Page excerpt >>
As he read the 2019 Keck Graduate Institute (KGI) Commencement program on May 18, Ian Phillips noticed that someone would receive a lifetime achievement award and wondered who it might be. Then the Norris Professor of Applied Life Sciences heard KGI President Sheldon M. Schuster call his name.
“I had no idea it was coming,” says Phillips, who became the first person ever honored with the award as he retires from KGI and becomes a professor emeritus. “The award recognizes my teaching and research. It means a lot to me. You know you have made an impact to receive this honor.”
Andrew Burns, PhD ’19, MS ’16, PPC ’14, is among those at KGI who have long realized the impact Phillips has on students. Burns first came to know Phillips during a Medical Brigades volunteer trip to Honduras in 2014 and subsequently joined his lab team at KGI.
“I feel like I’ve achieved a lot under his mentorship,” says Burns. “It has been an absolute honor to work with him. He’s so intelligent and always supportive. He has a wealth of information, and he’s always willing to share it. He is the best and most giving boss I’ve ever had.”
Phillips joined KGI in February 2006 after establishing a distinguished career at the California Institute of Technology; University of Iowa; and University of Florida, where he chaired the Department of Physiology and founded its Division of Functional Genomics. He served as the vice president for research at the University of South Florida in Tampa from 2002 until 2006.
At KGI, Phillips founded the Postbaccalaureate Premedical Certificate (PPC) and Master of Science (MS) in Applied Life Sciences programs. He also was the founding director of the Center for Rare Disease Therapies.
A strong advocate for people with rare diseases, Phillips organized KGI’s annual Rare Disease Day for 12 years and, with Assistant Professor of Biopharmaceutical Sciences Derick Han, served as faculty advisor to the student-run Rare Disease Club. He taught the Writing an Orphan Drug Application course in which he and his students were successful in gaining U.S. Food and Drug Administration (FDA) approval for eight orphan drugs, as well as courses on the molecular basis of disease and advances in gene and cell therapy.
“KGI changed my research interests,” says Phillips, who had focused on brain and cardiovascular research, gene therapy, and stem cell research. “I started having a deep interest in rare disease research and teaching.”
During his career, Phillips published a dozen books and more than 400 papers and reviews. Previous recognition for his work includes McGill University’s Lucian Award for cardiovascular research, a MERIT Award from the National Institute of Health for his research related to heart disease, two research grants from the Howard Hughes Medical Institute, and the Frank Annunzio Award for Science and Technology from the Christopher Columbus Fellowship Foundation. Phillips also was named a fellow of the American Heart Association and American Association for the Advancement of Science, and a member of the U.S. National Academy of Inventors.

Recorded data >>
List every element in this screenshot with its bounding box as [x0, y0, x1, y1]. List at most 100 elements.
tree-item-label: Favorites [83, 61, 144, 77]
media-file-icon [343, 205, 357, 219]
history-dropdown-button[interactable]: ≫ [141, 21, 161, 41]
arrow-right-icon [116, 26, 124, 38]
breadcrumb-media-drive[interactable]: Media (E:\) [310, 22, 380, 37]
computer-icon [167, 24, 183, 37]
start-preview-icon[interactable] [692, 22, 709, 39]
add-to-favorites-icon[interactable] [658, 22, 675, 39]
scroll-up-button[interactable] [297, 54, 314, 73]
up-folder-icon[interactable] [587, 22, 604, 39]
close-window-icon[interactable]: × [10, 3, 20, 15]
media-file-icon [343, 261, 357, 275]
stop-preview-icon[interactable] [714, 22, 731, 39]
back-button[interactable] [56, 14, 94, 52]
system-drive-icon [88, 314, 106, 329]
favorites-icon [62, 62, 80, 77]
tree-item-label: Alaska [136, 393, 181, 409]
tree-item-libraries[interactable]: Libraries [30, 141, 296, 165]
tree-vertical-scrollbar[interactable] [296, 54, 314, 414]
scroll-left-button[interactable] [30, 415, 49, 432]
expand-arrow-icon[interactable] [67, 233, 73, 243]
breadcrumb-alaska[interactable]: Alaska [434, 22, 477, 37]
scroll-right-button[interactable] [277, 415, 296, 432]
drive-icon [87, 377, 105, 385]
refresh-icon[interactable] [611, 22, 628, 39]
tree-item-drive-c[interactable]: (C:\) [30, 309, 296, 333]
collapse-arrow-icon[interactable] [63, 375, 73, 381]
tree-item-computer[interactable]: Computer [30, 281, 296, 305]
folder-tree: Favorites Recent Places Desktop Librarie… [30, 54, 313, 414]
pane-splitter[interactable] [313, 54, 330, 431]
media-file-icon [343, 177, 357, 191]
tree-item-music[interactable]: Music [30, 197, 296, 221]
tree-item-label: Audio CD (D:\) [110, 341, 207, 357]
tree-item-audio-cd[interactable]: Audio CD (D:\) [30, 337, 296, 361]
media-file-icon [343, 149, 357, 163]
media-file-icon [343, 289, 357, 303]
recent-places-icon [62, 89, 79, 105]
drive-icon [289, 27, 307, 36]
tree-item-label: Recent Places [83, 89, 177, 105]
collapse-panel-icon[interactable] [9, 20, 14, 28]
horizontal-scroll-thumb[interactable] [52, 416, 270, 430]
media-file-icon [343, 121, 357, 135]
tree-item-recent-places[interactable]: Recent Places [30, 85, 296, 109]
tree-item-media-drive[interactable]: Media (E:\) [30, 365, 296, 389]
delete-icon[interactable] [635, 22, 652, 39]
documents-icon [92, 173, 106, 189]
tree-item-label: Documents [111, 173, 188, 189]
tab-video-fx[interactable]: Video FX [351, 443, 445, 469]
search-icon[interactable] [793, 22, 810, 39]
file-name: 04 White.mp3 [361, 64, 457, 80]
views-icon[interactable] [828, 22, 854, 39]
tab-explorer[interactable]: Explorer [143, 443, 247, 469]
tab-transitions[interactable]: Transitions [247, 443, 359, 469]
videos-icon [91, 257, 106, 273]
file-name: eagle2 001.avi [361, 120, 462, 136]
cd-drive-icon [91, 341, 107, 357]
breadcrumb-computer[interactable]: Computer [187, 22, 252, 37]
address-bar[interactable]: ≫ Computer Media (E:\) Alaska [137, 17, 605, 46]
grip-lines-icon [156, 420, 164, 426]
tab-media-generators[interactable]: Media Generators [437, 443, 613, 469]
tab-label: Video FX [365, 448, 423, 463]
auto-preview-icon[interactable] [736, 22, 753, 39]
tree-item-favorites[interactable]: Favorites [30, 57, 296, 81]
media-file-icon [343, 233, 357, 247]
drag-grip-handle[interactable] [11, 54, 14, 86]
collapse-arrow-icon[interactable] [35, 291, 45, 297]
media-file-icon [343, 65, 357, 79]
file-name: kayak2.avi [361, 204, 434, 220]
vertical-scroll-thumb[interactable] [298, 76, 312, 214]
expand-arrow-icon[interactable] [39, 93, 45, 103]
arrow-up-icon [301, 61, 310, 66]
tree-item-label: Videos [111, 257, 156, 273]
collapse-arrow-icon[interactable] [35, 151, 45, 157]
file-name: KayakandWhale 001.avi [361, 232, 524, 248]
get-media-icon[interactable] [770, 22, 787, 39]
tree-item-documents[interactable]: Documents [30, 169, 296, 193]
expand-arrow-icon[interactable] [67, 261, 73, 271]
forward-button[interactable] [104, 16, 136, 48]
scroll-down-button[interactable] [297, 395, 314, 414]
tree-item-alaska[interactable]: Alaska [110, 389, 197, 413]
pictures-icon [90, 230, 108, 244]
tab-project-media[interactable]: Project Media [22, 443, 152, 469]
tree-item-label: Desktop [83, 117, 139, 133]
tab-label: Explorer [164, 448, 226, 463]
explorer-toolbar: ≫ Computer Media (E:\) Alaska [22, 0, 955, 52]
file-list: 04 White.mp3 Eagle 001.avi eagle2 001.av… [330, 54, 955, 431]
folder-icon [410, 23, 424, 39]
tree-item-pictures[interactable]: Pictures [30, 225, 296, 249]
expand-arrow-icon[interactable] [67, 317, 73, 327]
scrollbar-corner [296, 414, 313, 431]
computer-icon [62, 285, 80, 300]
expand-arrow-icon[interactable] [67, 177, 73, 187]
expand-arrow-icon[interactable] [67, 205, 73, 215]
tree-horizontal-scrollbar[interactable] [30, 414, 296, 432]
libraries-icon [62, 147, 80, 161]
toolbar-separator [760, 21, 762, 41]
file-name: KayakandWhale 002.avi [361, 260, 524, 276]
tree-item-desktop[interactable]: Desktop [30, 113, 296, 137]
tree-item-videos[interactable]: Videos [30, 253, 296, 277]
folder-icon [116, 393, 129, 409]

Exercise requirements >> Update the article on Ian Phillips's retirement honor, beginning at the words "As he read the" and stopping after "team at KGI.", with "lifetime achievement award" replaced by "career achievement award".

Answer to this exercise >>
As he read the 2019 Keck Graduate Institute (KGI) Commencement program on May 18, Ian Phillips noticed that someone would receive a career achievement award and wondered who it might be. Then the Norris Professor of Applied Life Sciences heard KGI President Sheldon M. Schuster call his name.
“I had no idea it was coming,” says Phillips, who became the first person ever honored with the award as he retires from KGI and becomes a professor emeritus. “The award recognizes my teaching and research. It means a lot to me. You know you have made an impact to receive this honor.”
Andrew Burns, PhD ’19, MS ’16, PPC ’14, is among those at KGI who have long realized the impact Phillips has on students. Burns first came to know Phillips during a Medical Brigades volunteer trip to Honduras in 2014 and subsequently joined his lab team at KGI.